▶ Stated task
State how many lines in these records contain the word "Delete", and nothing else.

▶ Excerpted records

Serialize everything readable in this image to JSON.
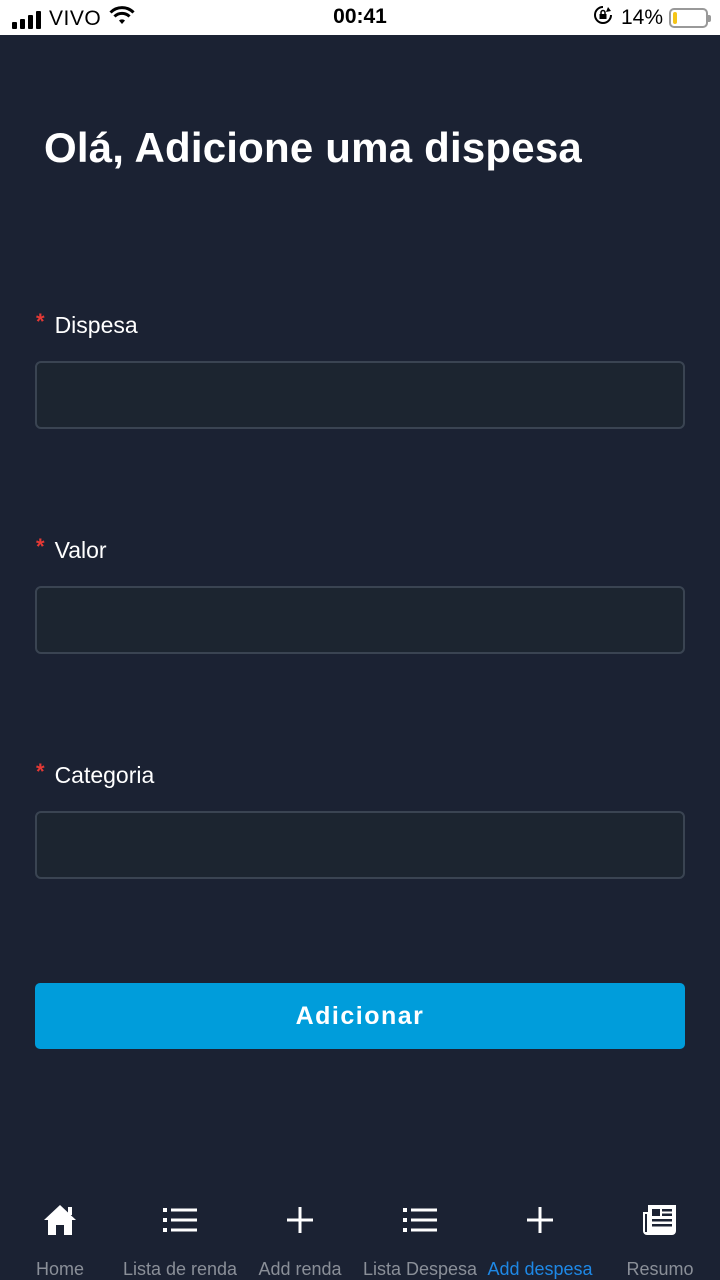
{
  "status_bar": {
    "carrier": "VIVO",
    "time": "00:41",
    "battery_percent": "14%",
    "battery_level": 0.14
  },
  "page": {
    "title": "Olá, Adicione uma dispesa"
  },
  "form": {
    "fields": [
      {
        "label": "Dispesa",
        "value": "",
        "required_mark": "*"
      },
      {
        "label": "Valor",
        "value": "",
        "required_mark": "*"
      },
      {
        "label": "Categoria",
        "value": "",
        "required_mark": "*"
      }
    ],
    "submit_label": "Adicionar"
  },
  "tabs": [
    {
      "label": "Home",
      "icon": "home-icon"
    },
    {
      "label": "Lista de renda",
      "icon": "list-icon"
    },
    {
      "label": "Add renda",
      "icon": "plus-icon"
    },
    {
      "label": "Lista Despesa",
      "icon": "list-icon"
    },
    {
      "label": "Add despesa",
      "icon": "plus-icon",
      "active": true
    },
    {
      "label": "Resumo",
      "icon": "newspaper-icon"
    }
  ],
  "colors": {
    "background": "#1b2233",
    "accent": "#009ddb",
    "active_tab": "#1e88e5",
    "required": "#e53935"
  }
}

==

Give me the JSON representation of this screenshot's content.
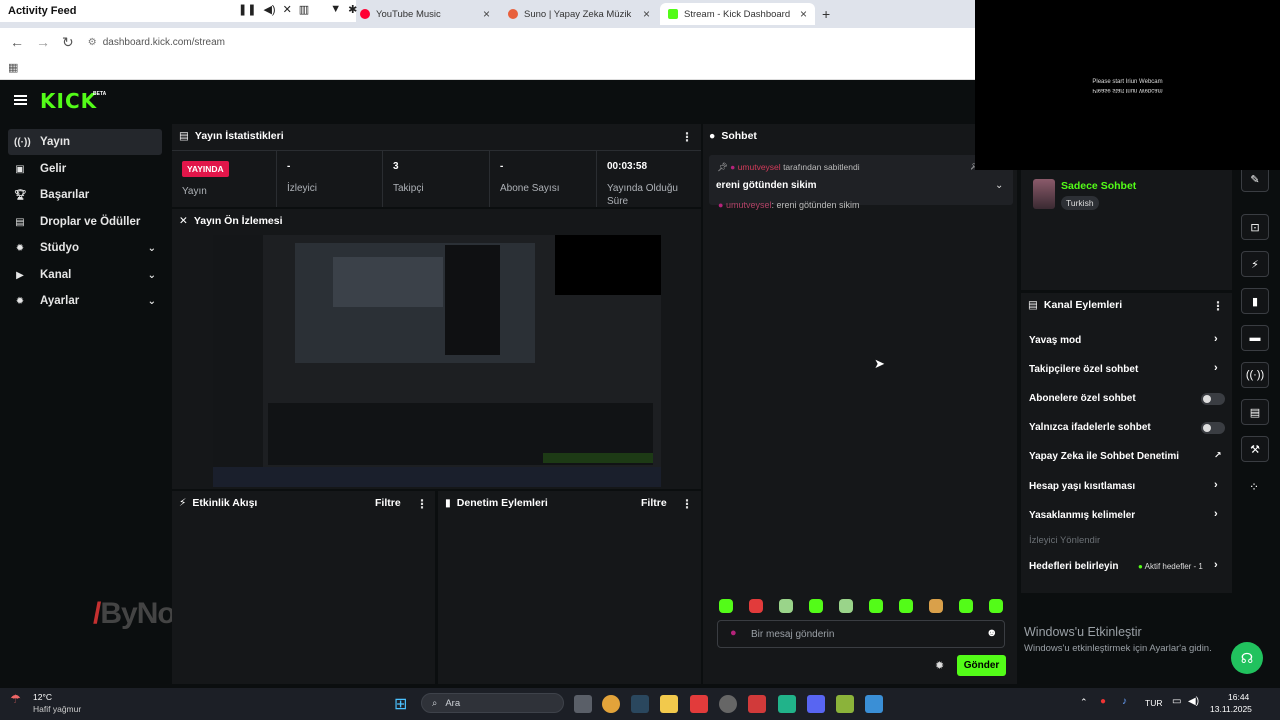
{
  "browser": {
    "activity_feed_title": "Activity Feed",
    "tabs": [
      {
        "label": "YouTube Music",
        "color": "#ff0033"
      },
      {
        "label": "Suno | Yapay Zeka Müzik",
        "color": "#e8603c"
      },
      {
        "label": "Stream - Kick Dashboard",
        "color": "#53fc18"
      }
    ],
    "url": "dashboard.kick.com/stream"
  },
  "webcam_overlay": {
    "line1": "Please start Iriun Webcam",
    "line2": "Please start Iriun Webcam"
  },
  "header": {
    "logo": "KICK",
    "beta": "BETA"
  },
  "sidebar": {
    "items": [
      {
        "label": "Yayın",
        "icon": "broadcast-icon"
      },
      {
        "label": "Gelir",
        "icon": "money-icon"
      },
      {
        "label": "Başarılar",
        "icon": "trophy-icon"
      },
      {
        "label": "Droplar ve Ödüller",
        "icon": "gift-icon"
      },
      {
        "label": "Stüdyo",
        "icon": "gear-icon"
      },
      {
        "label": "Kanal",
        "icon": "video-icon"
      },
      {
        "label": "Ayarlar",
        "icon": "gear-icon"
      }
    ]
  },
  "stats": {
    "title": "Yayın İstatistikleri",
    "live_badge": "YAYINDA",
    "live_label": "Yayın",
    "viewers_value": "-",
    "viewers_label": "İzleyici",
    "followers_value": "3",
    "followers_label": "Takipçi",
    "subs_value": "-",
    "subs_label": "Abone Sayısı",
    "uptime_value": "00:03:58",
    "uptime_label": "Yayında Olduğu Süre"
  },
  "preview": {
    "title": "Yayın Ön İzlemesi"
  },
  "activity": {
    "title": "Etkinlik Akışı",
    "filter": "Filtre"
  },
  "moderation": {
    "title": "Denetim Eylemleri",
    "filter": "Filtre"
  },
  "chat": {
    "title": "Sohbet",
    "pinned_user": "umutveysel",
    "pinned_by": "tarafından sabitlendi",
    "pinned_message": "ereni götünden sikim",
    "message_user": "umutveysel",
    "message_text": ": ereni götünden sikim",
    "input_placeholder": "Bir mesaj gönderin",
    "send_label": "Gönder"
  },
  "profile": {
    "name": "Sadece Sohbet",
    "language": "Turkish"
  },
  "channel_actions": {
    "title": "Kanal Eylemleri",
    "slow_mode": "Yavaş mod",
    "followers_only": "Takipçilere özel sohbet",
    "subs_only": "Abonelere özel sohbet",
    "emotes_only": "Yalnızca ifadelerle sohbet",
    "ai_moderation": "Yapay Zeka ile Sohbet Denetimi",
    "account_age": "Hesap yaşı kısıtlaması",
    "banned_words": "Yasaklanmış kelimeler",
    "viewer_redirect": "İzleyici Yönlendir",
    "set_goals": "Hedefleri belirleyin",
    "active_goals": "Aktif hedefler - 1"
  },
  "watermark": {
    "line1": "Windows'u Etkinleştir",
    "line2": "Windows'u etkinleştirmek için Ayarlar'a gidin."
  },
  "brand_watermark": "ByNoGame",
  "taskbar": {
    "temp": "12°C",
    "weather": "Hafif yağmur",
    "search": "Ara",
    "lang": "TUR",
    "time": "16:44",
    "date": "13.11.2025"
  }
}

* * *

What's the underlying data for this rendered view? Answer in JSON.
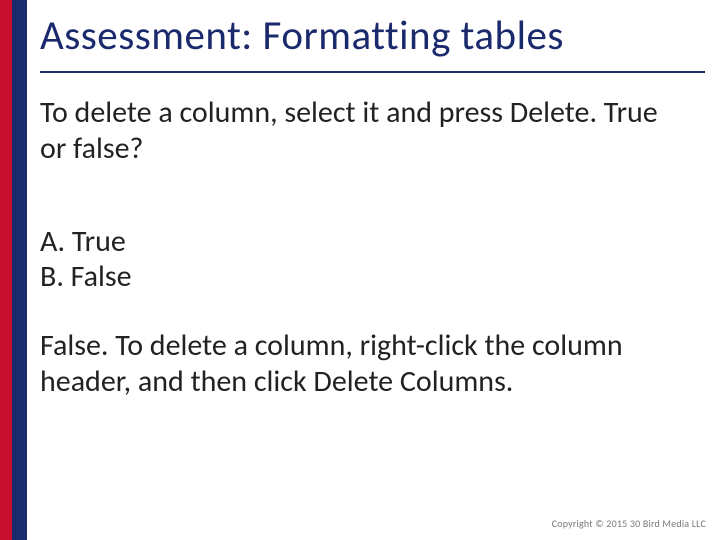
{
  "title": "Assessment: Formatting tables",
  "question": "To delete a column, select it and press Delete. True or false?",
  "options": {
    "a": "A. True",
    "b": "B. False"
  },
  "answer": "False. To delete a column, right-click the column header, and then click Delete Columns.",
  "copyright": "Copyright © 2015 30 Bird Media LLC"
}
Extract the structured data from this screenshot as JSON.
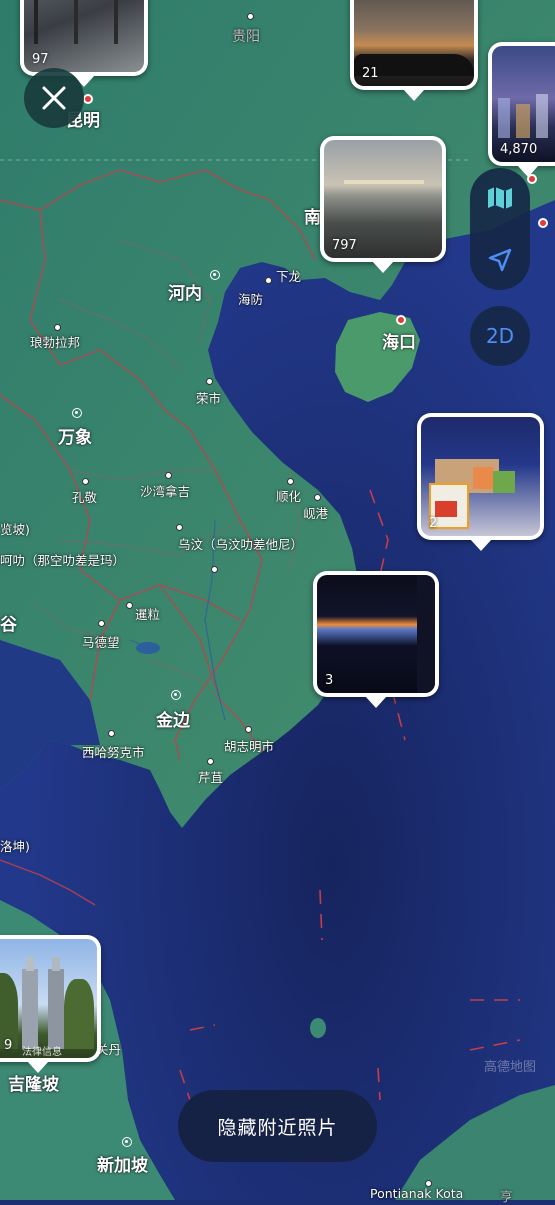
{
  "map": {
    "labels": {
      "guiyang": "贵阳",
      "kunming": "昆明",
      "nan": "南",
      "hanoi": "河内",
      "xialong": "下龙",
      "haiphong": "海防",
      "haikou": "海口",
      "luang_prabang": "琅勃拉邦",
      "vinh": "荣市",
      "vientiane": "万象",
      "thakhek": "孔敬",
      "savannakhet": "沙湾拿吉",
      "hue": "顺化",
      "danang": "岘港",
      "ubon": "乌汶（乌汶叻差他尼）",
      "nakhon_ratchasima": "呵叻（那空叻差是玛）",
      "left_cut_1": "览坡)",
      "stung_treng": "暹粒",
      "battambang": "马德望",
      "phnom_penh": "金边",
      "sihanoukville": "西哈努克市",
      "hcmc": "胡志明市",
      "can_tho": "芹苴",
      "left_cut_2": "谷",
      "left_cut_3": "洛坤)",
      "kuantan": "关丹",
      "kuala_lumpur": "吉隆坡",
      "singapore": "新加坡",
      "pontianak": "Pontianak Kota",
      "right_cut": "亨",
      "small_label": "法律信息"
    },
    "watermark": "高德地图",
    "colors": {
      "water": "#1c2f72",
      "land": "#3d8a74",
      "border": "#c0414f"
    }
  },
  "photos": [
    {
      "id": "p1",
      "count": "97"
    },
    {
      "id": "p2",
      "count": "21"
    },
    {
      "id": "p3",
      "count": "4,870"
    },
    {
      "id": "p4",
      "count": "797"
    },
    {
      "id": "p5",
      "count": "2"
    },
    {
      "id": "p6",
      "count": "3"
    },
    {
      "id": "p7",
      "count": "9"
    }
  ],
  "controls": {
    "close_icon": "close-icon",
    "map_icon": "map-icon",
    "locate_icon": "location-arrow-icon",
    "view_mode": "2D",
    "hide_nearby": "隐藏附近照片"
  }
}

▶ Solution
2